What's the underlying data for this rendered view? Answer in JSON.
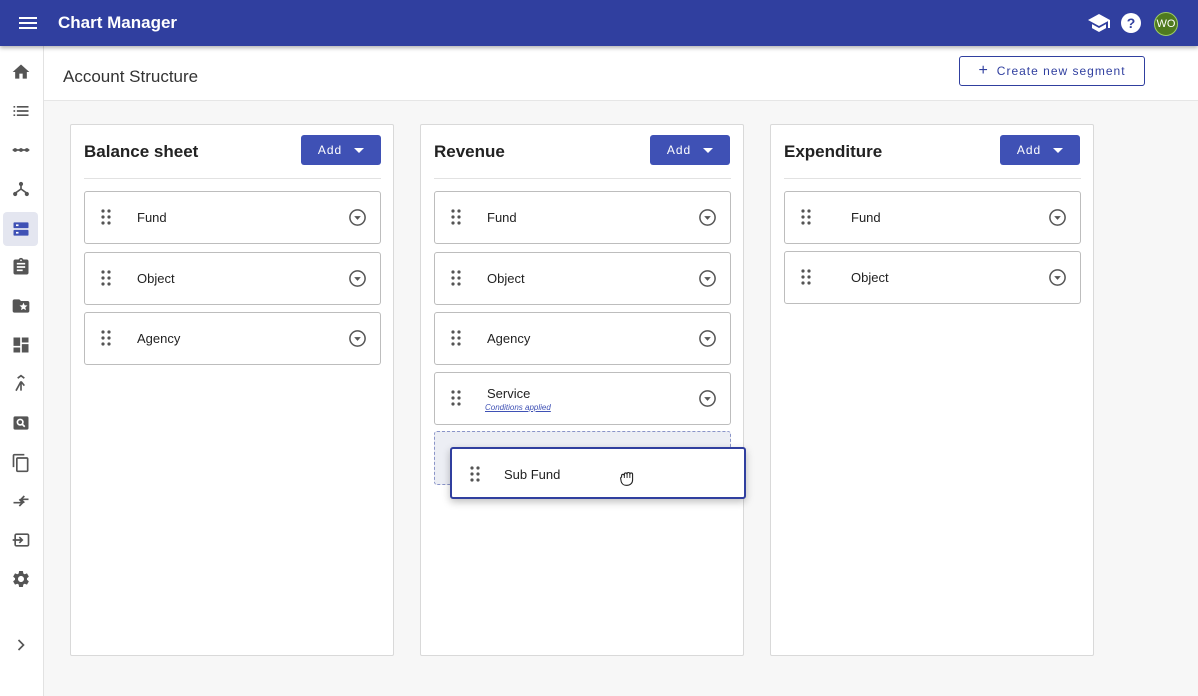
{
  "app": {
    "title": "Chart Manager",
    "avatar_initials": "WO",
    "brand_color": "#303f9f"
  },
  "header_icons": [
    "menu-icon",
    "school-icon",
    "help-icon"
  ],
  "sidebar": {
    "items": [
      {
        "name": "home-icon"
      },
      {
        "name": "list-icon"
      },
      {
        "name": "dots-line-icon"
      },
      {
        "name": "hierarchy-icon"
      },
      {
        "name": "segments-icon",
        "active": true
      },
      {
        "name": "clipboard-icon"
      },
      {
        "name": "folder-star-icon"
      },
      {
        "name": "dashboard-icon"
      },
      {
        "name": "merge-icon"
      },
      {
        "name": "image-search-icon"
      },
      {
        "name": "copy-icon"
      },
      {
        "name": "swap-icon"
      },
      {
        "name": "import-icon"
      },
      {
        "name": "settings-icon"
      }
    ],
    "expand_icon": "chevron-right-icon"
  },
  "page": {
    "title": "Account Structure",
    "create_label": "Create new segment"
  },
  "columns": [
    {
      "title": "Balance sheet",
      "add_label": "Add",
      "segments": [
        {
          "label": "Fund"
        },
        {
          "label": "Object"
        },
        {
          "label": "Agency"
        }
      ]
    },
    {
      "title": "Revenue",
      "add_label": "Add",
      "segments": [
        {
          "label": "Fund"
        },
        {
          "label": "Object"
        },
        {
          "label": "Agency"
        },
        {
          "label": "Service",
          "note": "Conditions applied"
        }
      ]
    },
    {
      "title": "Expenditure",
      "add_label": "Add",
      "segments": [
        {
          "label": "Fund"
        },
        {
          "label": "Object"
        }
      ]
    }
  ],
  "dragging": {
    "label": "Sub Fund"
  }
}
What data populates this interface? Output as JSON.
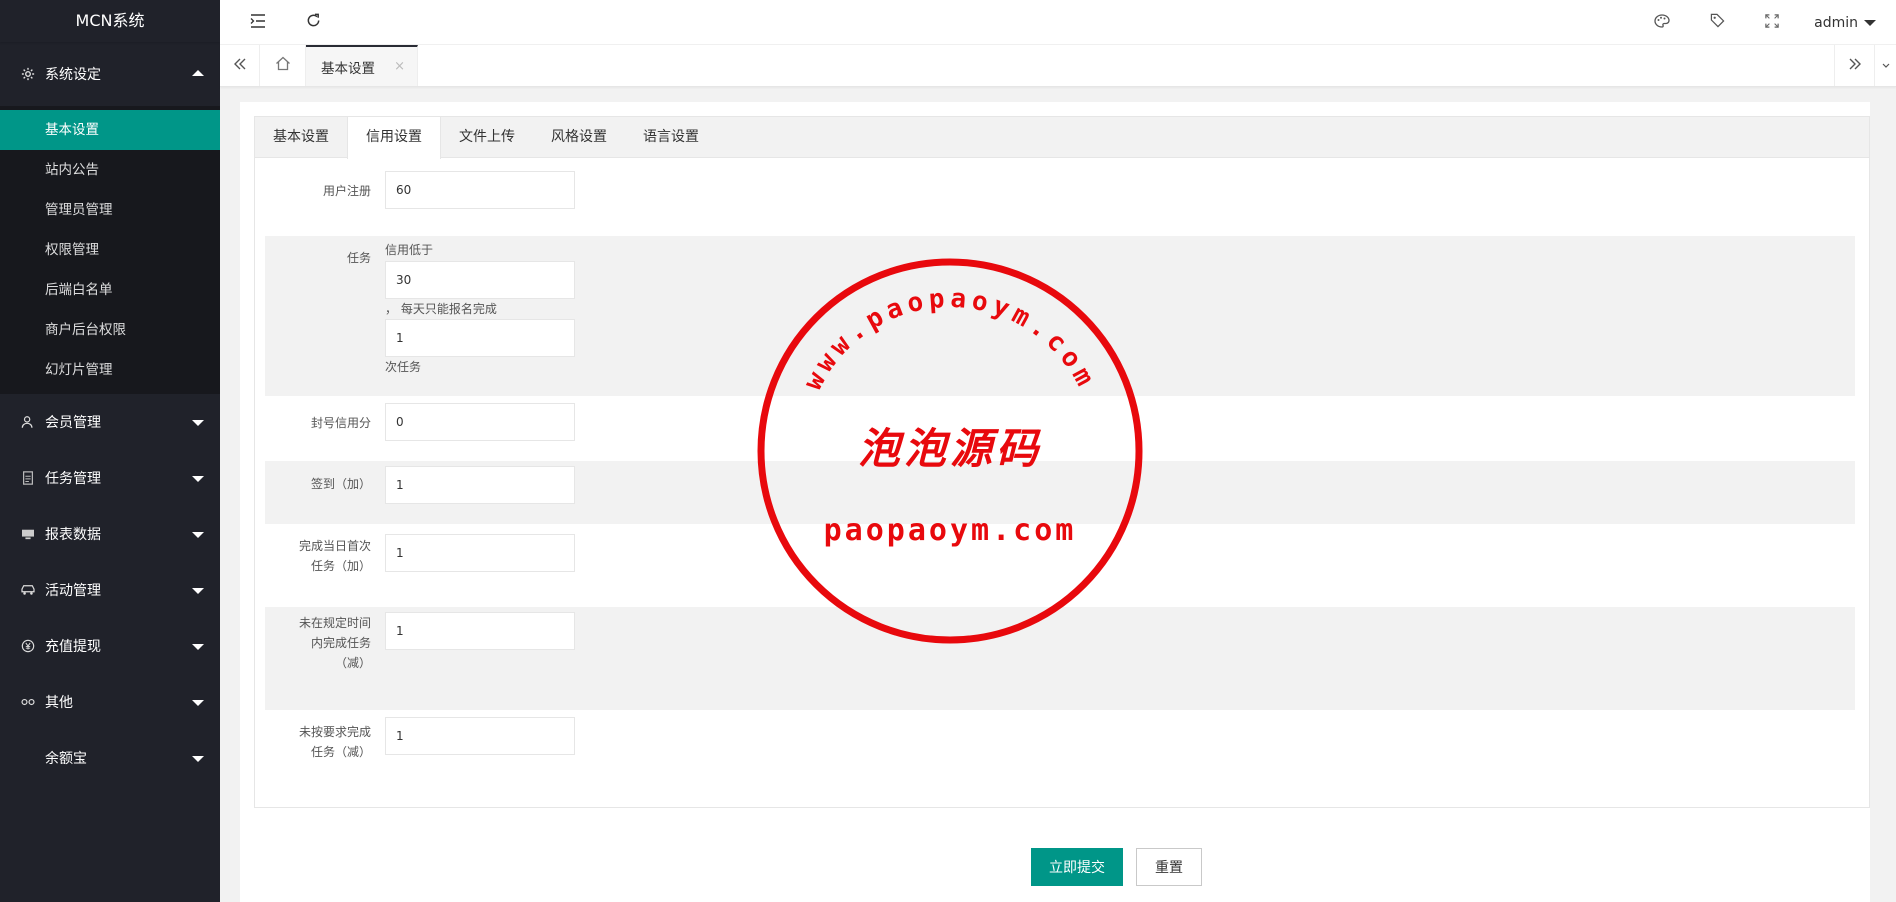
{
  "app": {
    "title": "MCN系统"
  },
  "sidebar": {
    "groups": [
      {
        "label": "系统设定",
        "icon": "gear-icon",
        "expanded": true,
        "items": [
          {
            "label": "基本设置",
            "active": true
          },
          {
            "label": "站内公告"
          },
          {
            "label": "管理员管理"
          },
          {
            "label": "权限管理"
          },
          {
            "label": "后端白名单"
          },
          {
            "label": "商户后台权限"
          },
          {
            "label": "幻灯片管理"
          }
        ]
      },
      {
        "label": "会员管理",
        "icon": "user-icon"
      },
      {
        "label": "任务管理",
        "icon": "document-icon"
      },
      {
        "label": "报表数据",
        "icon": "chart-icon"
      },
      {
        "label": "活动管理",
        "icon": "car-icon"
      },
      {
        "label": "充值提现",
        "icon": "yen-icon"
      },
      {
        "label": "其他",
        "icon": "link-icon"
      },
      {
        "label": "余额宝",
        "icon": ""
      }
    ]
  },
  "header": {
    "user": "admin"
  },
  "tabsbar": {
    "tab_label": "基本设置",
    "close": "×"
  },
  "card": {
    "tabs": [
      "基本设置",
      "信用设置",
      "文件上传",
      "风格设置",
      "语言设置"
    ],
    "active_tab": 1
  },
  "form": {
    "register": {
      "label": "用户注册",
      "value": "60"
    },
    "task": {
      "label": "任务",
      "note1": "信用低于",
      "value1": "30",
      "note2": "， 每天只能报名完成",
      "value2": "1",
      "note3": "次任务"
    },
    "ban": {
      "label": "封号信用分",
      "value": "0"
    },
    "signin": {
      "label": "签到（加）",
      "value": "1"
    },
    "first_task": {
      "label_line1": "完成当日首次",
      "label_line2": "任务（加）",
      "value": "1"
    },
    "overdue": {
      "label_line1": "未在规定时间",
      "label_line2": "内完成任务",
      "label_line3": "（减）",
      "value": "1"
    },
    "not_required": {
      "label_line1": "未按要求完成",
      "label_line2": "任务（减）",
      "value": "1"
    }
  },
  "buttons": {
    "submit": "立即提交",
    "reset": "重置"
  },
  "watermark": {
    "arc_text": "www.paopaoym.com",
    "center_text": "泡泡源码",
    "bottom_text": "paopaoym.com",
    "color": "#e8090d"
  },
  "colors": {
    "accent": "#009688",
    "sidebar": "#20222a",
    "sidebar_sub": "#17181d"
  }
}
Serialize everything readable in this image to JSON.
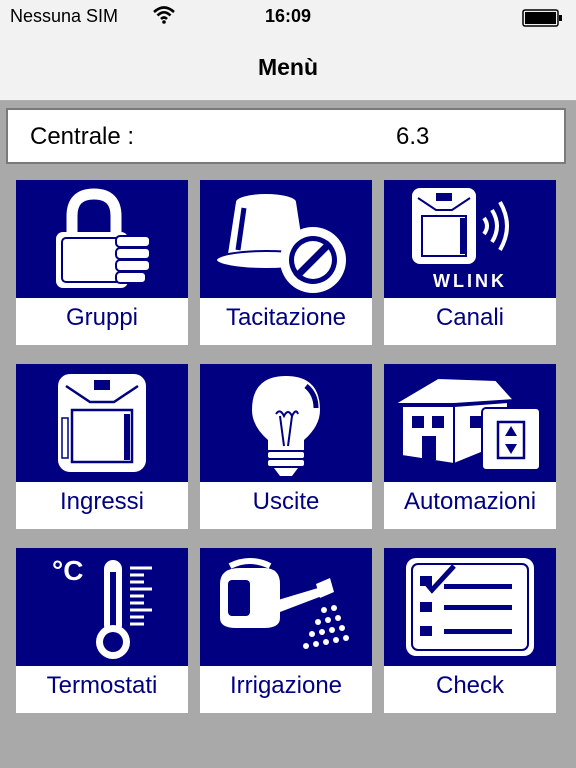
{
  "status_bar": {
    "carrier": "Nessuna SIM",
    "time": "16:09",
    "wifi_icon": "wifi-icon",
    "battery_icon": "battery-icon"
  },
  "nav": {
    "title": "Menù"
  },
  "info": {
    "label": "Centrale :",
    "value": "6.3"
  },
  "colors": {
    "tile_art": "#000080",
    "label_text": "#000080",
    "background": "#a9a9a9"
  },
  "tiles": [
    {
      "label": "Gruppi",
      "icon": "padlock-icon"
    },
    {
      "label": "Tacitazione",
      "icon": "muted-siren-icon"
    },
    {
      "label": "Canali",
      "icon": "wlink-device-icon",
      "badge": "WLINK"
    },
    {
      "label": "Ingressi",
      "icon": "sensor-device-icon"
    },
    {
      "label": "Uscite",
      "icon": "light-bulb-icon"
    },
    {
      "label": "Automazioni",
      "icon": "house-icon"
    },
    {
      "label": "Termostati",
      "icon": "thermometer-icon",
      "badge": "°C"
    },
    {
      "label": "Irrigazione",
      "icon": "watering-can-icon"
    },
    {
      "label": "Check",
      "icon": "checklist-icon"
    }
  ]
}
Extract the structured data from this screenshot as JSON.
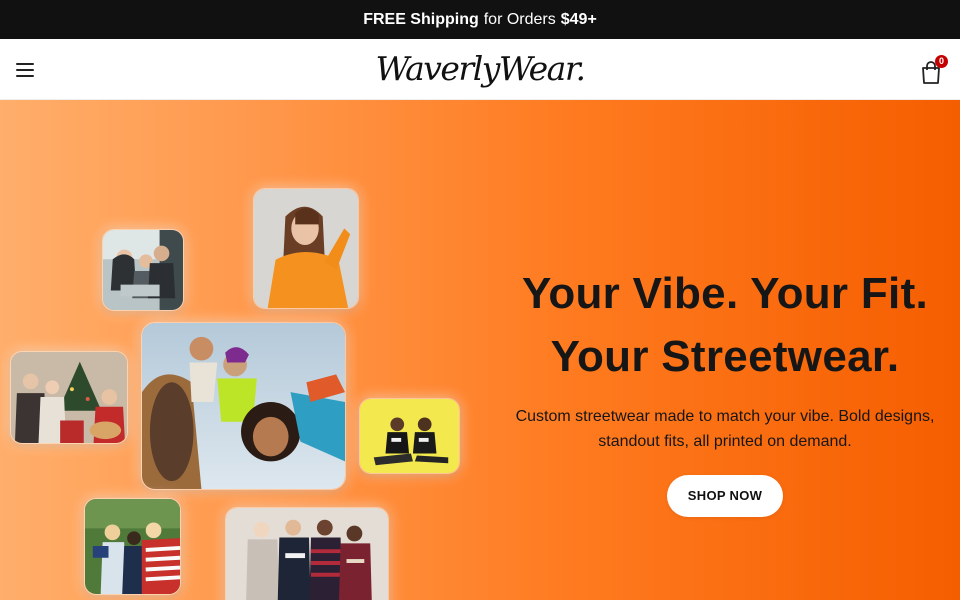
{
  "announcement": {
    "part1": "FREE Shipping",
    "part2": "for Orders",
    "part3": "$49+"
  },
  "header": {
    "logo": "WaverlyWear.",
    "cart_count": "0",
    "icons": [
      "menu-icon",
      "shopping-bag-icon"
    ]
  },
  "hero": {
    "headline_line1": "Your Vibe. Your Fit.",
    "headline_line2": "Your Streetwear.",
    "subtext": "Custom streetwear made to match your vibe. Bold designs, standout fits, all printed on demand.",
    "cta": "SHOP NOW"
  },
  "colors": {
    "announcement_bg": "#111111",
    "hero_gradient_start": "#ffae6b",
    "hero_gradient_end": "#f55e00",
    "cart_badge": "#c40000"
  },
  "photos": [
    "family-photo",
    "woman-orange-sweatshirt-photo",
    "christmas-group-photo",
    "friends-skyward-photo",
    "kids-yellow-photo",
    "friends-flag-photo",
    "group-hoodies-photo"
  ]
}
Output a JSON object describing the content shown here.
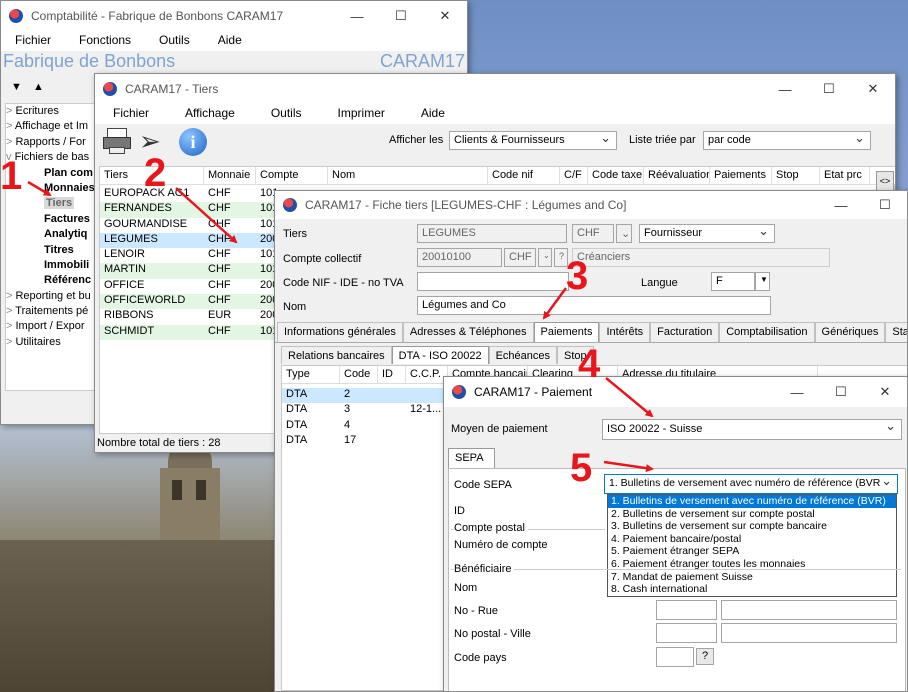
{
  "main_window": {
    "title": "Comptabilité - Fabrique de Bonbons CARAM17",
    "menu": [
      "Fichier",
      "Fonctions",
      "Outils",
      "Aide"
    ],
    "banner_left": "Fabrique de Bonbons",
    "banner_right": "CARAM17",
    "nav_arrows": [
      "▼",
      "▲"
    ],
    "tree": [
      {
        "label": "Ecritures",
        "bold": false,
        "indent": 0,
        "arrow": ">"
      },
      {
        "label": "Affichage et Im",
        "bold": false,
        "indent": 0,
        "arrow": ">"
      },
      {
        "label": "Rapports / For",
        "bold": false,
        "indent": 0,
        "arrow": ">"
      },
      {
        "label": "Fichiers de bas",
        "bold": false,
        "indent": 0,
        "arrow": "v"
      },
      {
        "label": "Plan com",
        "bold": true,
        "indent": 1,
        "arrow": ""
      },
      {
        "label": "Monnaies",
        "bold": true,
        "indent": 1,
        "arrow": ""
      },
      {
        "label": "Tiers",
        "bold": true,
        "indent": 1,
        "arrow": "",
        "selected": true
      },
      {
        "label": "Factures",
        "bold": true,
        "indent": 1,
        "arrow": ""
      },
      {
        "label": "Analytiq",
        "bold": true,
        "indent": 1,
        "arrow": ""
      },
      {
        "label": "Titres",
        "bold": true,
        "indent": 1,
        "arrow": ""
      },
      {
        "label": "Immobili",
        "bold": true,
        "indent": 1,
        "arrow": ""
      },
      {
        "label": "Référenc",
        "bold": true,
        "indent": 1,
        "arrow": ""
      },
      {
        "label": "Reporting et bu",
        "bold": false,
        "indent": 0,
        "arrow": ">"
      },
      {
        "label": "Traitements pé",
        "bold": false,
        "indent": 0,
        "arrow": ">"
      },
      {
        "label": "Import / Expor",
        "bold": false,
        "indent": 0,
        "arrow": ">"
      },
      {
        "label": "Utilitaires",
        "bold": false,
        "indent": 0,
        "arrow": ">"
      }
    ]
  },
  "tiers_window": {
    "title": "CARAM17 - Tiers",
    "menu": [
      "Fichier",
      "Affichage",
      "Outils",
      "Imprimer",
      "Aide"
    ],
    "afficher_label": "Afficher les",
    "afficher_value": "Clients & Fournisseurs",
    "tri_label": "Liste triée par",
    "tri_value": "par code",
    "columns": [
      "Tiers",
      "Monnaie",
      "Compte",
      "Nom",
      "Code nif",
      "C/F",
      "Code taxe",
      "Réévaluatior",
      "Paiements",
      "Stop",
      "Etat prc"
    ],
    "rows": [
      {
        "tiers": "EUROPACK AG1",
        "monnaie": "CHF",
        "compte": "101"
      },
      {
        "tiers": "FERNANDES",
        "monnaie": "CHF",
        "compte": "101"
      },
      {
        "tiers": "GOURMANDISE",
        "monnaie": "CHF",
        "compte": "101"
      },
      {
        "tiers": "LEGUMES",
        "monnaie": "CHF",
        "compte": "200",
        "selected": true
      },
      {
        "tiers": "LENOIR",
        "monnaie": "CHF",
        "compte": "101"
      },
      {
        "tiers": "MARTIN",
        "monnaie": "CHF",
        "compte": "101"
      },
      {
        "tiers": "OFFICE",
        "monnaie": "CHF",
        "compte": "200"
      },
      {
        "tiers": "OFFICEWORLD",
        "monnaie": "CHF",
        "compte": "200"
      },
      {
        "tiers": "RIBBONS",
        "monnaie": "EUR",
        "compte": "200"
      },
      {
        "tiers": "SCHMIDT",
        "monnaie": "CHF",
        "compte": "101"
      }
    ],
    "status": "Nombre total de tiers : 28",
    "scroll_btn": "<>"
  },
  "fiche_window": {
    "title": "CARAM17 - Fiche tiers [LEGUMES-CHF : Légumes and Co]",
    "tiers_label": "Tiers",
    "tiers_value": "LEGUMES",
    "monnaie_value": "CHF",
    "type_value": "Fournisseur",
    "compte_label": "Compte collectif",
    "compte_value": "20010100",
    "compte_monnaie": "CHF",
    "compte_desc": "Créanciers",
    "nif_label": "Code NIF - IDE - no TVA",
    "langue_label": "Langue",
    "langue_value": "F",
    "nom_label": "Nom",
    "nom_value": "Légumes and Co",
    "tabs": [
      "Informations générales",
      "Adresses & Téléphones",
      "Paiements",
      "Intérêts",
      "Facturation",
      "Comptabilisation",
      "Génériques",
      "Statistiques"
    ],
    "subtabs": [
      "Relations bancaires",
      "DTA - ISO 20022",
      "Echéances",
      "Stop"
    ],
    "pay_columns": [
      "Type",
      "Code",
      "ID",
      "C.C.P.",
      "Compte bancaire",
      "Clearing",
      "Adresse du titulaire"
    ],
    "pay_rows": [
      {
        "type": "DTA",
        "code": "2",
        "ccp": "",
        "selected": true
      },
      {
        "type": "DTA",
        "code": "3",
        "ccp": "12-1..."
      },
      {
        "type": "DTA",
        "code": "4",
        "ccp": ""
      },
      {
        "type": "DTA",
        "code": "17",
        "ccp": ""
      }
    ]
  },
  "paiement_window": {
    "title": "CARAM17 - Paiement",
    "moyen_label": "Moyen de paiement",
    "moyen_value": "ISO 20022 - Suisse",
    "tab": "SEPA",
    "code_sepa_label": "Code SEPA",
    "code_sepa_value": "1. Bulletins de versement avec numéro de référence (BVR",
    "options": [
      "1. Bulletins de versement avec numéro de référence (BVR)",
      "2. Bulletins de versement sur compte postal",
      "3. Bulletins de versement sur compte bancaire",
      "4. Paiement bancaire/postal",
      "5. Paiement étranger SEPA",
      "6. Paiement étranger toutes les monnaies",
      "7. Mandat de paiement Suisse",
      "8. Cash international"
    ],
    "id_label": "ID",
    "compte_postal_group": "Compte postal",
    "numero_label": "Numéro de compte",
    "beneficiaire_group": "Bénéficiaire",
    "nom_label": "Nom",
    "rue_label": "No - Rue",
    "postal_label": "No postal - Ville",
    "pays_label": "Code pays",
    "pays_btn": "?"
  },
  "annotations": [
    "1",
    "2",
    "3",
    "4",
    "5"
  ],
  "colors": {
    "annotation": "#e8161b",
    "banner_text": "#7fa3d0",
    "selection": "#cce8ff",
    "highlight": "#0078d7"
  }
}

### Written instruction:
Where a line in the entries holds the word "Bulletins", copy that line.

### Written solution:
    "code_sepa_value": "1. Bulletins de versement avec numéro de référence (BVR",
      "1. Bulletins de versement avec numéro de référence (BVR)",
      "2. Bulletins de versement sur compte postal",
      "3. Bulletins de versement sur compte bancaire",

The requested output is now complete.